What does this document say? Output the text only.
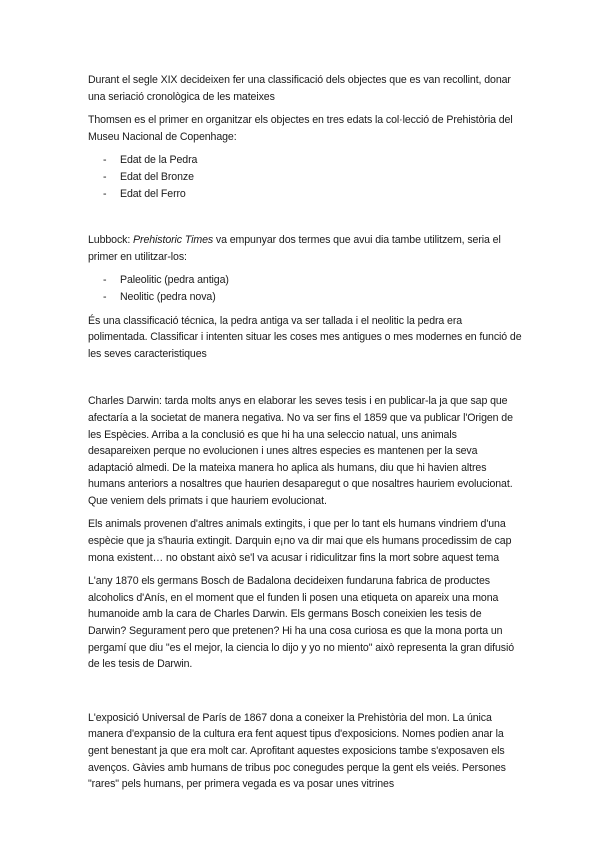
Durant el segle XIX decideixen fer una classificació dels objectes que es van recollint, donar una seriació cronològica de les mateixes

Thomsen es el primer en organitzar els objectes en tres edats la col·lecció de Prehistòria del Museu Nacional de Copenhage:

- Edat de la Pedra
- Edat del Bronze
- Edat del Ferro

Lubbock: Prehistoric Times va empunyar dos termes que avui dia tambe utilitzem, seria el primer en utilitzar-los:

- Paleolitic (pedra antiga)
- Neolitic (pedra nova)

És una classificació técnica, la pedra antiga va ser tallada i el neolitic la pedra era polimentada. Classificar i intenten situar les coses mes antigues o mes modernes en funció de les seves caracteristiques

Charles Darwin: tarda molts anys en elaborar les seves tesis i en publicar-la ja que sap que afectaría a la societat de manera negativa. No va ser fins el 1859 que va publicar l'Origen de les Espècies. Arriba a la conclusió es que hi ha una seleccio natual, uns animals desapareixen perque no evolucionen i unes altres especies es mantenen per la seva adaptació almedi. De la mateixa manera ho aplica als humans, diu que hi havien altres humans anteriors a nosaltres que haurien desaparegut o que nosaltres hauriem evolucionat. Que veniem dels primats i que hauriem evolucionat.

Els animals provenen d'altres animals extingits, i que per lo tant els humans vindriem d'una espècie que ja s'hauria extingit. Darquin e¡no va dir mai que els humans procedissim de cap mona existent… no obstant això se'l va acusar i ridiculitzar fins la mort sobre aquest tema

L'any 1870 els germans Bosch de Badalona decideixen fundaruna fabrica de productes alcoholics d'Anís, en el moment que el funden li posen una etiqueta on apareix una mona humanoide amb la cara de Charles Darwin. Els germans Bosch coneixien les tesis de Darwin? Segurament pero que pretenen? Hi ha una cosa curiosa es que la mona porta un pergamí que diu "es el mejor, la ciencia lo dijo y yo no miento" això representa la gran difusió de les tesis de Darwin.

L'exposició Universal de París de 1867 dona a coneixer la Prehistòria del mon. La única manera d'expansio de la cultura era fent aquest tipus d'exposicions. Nomes podien anar la gent benestant ja que era molt car. Aprofitant aquestes exposicions tambe s'exposaven els avenços. Gàvies amb humans de tribus poc conegudes perque la gent els veiés. Persones "rares" pels humans, per primera vegada es va posar unes vitrines
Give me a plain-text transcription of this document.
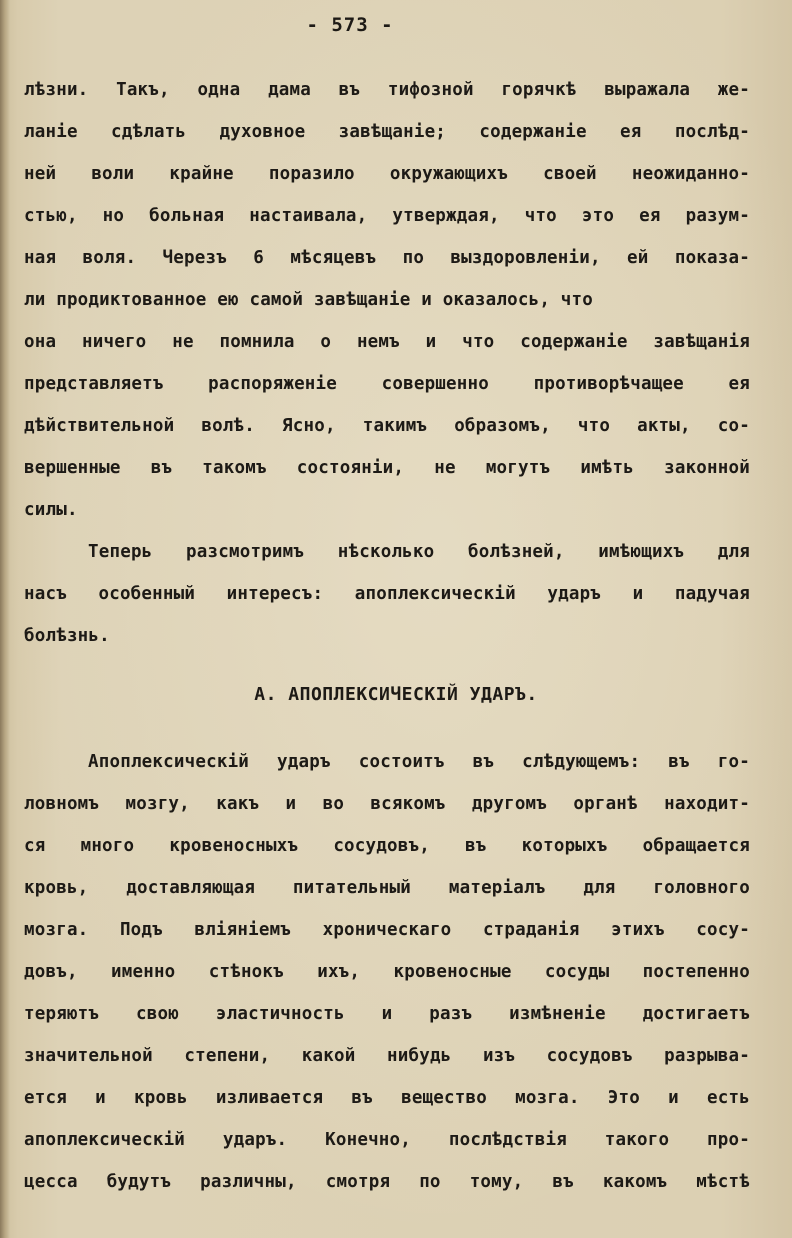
- 573 -
лѣзни. Такъ, одна дама въ тифозной горячкѣ выражала же-
ланіе сдѣлать духовное завѣщаніе; содержаніе ея послѣд-
ней воли крайне поразило окружающихъ своей неожиданно-
стью, но больная настаивала, утверждая, что это ея разум-
ная воля. Черезъ 6 мѣсяцевъ по выздоровленіи, ей показа-
ли продиктованное ею самой завѣщаніе и оказалось, что
она ничего не помнила о немъ и что содержаніе завѣщанія
представляетъ распоряженіе совершенно противорѣчащее ея
дѣйствительной волѣ. Ясно, такимъ образомъ, что акты, со-
вершенные въ такомъ состояніи, не могутъ имѣть законной
силы.
Теперь разсмотримъ нѣсколько болѣзней, имѣющихъ для
насъ особенный интересъ: апоплексическій ударъ и падучая
болѣзнь.
А. АПОПЛЕКСИЧЕСКІЙ УДАРЪ.
Апоплексическій ударъ состоитъ въ слѣдующемъ: въ го-
ловномъ мозгу, какъ и во всякомъ другомъ органѣ находит-
ся много кровеносныхъ сосудовъ, въ которыхъ обращается
кровь, доставляющая питательный матеріалъ для головного
мозга. Подъ вліяніемъ хроническаго страданія этихъ сосу-
довъ, именно стѣнокъ ихъ, кровеносные сосуды постепенно
теряютъ свою эластичность и разъ измѣненіе достигаетъ
значительной степени, какой нибудь изъ сосудовъ разрыва-
ется и кровь изливается въ вещество мозга. Это и есть
апоплексическій ударъ. Конечно, послѣдствія такого про-
цесса будутъ различны, смотря по тому, въ какомъ мѣстѣ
################
How many lines of these entries contain the string "classificació"? Reply with the number alone.

2